Your job is to restate each entry word for word.

## Stored rows
-- -- --
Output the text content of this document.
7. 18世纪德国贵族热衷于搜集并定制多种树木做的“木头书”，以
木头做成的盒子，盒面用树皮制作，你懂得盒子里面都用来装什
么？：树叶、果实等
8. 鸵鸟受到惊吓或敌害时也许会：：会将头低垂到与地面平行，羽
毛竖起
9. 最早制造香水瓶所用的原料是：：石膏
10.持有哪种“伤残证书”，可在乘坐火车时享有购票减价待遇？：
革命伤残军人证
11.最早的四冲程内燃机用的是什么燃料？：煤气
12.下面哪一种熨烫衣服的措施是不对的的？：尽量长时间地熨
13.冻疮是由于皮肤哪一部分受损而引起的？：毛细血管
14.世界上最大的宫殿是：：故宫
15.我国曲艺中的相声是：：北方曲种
-- -- --
## Task output
Output the text content of this document.
7. 18世纪德国贵族热衷于搜集并定制多种树木做的“木头书”，以
木头做成的盒子，盒面用树皮制作，你懂得盒子里面都用来装什
么？：树叶、果实等
8. 鸵鸟受到惊吓或敌害时也许会：：会将头低垂到与地面平行，羽
毛竖起
9. 最早制造香水瓶所用的原料是：：石膏
10.持有哪种“伤残证书”，可在乘坐火车时享有购票减价待遇？：
革命伤残军人证
11.最早的四冲程内燃机用的是什么燃料？：煤气
12.下面哪一种熨烫衣服的措施是不对的的？：尽量长时间地熨
13.冻疮是由于皮肤哪一部分受损而引起的？：毛细血管
14.世界上最大的宫殿是：：故宫
15.我国曲艺中的相声是：：北方曲种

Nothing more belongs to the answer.